From the line containing "Give me a plain-text" to the end of the data, retype every line exactly and nothing else. Drop the pictures.

-- BEGIN --

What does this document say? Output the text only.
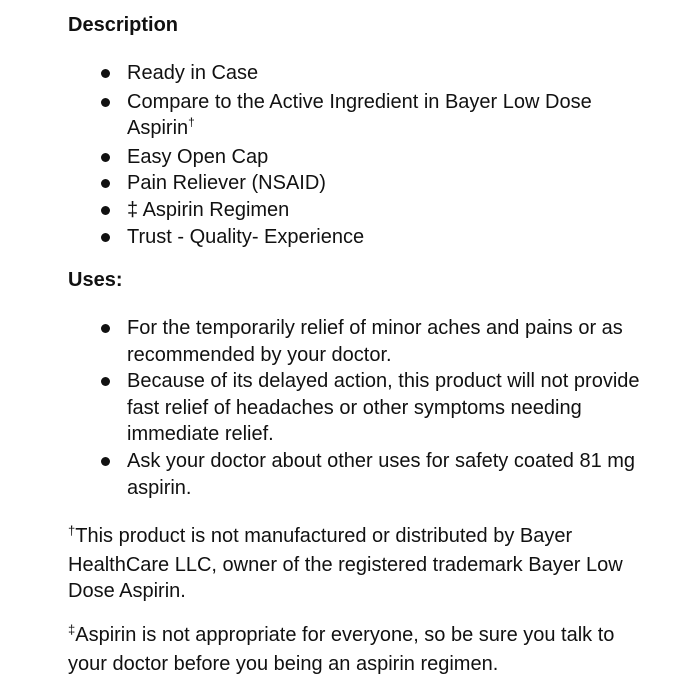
Description
Ready in Case
Compare to the Active Ingredient in Bayer Low Dose Aspirin†
Easy Open Cap
Pain Reliever (NSAID)
‡ Aspirin Regimen
Trust - Quality- Experience
Uses:
For the temporarily relief of minor aches and pains or as recommended by your doctor.
Because of its delayed action, this product will not provide fast relief of headaches or other symptoms needing immediate relief.
Ask your doctor about other uses for safety coated 81 mg aspirin.

†This product is not manufactured or distributed by Bayer HealthCare LLC, owner of the registered trademark Bayer Low Dose Aspirin.

‡Aspirin is not appropriate for everyone, so be sure you talk to your doctor before you being an aspirin regimen.
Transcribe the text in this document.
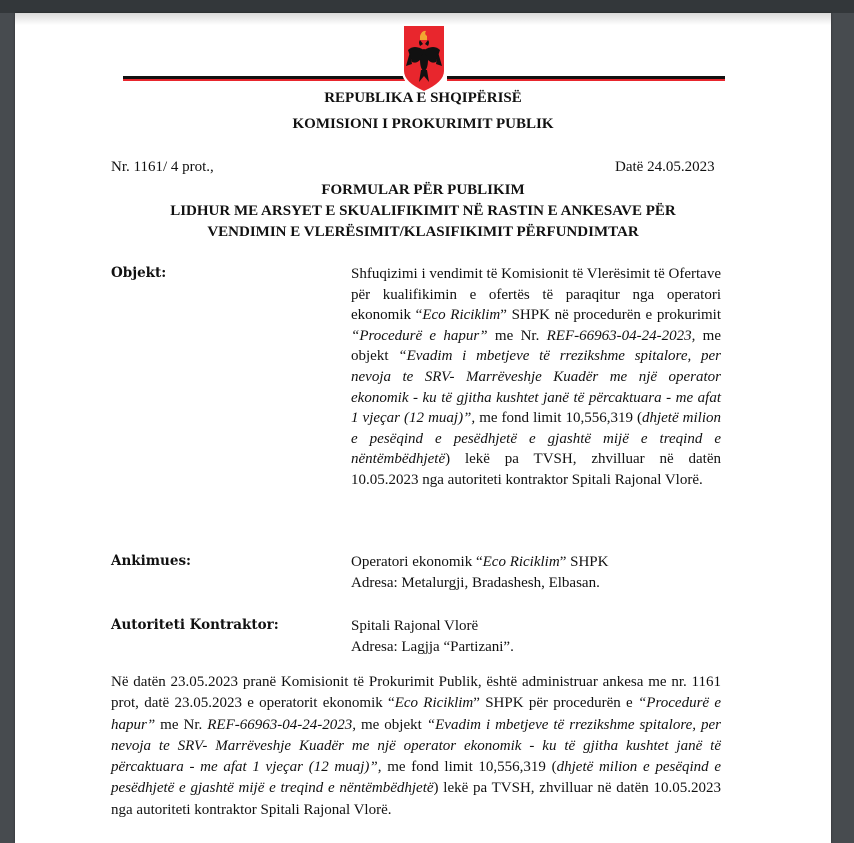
REPUBLIKA E SHQIPËRISË
KOMISIONI I PROKURIMIT PUBLIK
Nr. 1161/ 4 prot.,	Datë 24.05.2023
FORMULAR PËR PUBLIKIM
LIDHUR ME ARSYET E SKUALIFIKIMIT NË RASTIN E ANKESAVE PËR
VENDIMIN E VLERËSIMIT/KLASIFIKIMIT PËRFUNDIMTAR
Objekt:	Shfuqizimi i vendimit të Komisionit të Vlerësimit të Ofertave për kualifikimin e ofertës të paraqitur nga operatori ekonomik “Eco Riciklim” SHPK në procedurën e prokurimit “Procedurë e hapur” me Nr. REF-66963-04-24-2023, me objekt “Evadim i mbetjeve të rrezikshme spitalore, per nevoja te SRV- Marrëveshje Kuadër me një operator ekonomik - ku të gjitha kushtet janë të përcaktuara - me afat 1 vjeçar (12 muaj)”, me fond limit 10,556,319 (dhjetë milion e pesëqind e pesëdhjetë e gjashtë mijë e treqind e nëntëmbëdhjetë) lekë pa TVSH, zhvilluar në datën 10.05.2023 nga autoriteti kontraktor Spitali Rajonal Vlorë.
Ankimues:	Operatori ekonomik “Eco Riciklim” SHPK
Adresa: Metalurgji, Bradashesh, Elbasan.
Autoriteti Kontraktor:	Spitali Rajonal Vlorë
Adresa: Lagjja “Partizani”.
Në datën 23.05.2023 pranë Komisionit të Prokurimit Publik, është administruar ankesa me nr. 1161 prot, datë 23.05.2023 e operatorit ekonomik “Eco Riciklim” SHPK për procedurën e “Procedurë e hapur” me Nr. REF-66963-04-24-2023, me objekt “Evadim i mbetjeve të rrezikshme spitalore, per nevoja te SRV- Marrëveshje Kuadër me një operator ekonomik - ku të gjitha kushtet janë të përcaktuara - me afat 1 vjeçar (12 muaj)”, me fond limit 10,556,319 (dhjetë milion e pesëqind e pesëdhjetë e gjashtë mijë e treqind e nëntëmbëdhjetë) lekë pa TVSH, zhvilluar në datën 10.05.2023 nga autoriteti kontraktor Spitali Rajonal Vlorë.
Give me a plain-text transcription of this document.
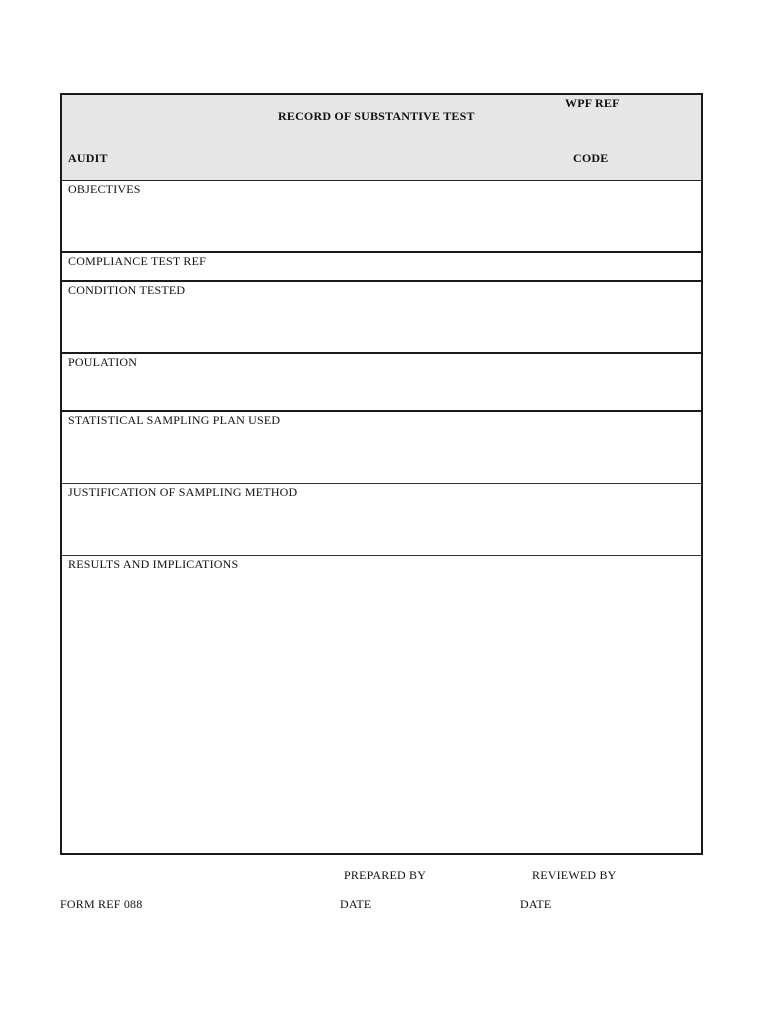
RECORD OF SUBSTANTIVE TEST
WPF REF
AUDIT	CODE
OBJECTIVES
COMPLIANCE TEST REF
CONDITION TESTED
POULATION
STATISTICAL SAMPLING PLAN USED
JUSTIFICATION OF SAMPLING METHOD
RESULTS AND IMPLICATIONS
PREPARED BY	REVIEWED BY
FORM REF 088	DATE	DATE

-- END --

**Result of this exercise:**
Give me a plain-text transcription of this document.
RECORD OF SUBSTANTIVE TEST
WPF REF
AUDIT	CODE
OBJECTIVES
COMPLIANCE TEST REF
CONDITION TESTED
POULATION
STATISTICAL SAMPLING PLAN USED
JUSTIFICATION OF SAMPLING METHOD
RESULTS AND IMPLICATIONS
PREPARED BY	REVIEWED BY
FORM REF 088	DATE	DATE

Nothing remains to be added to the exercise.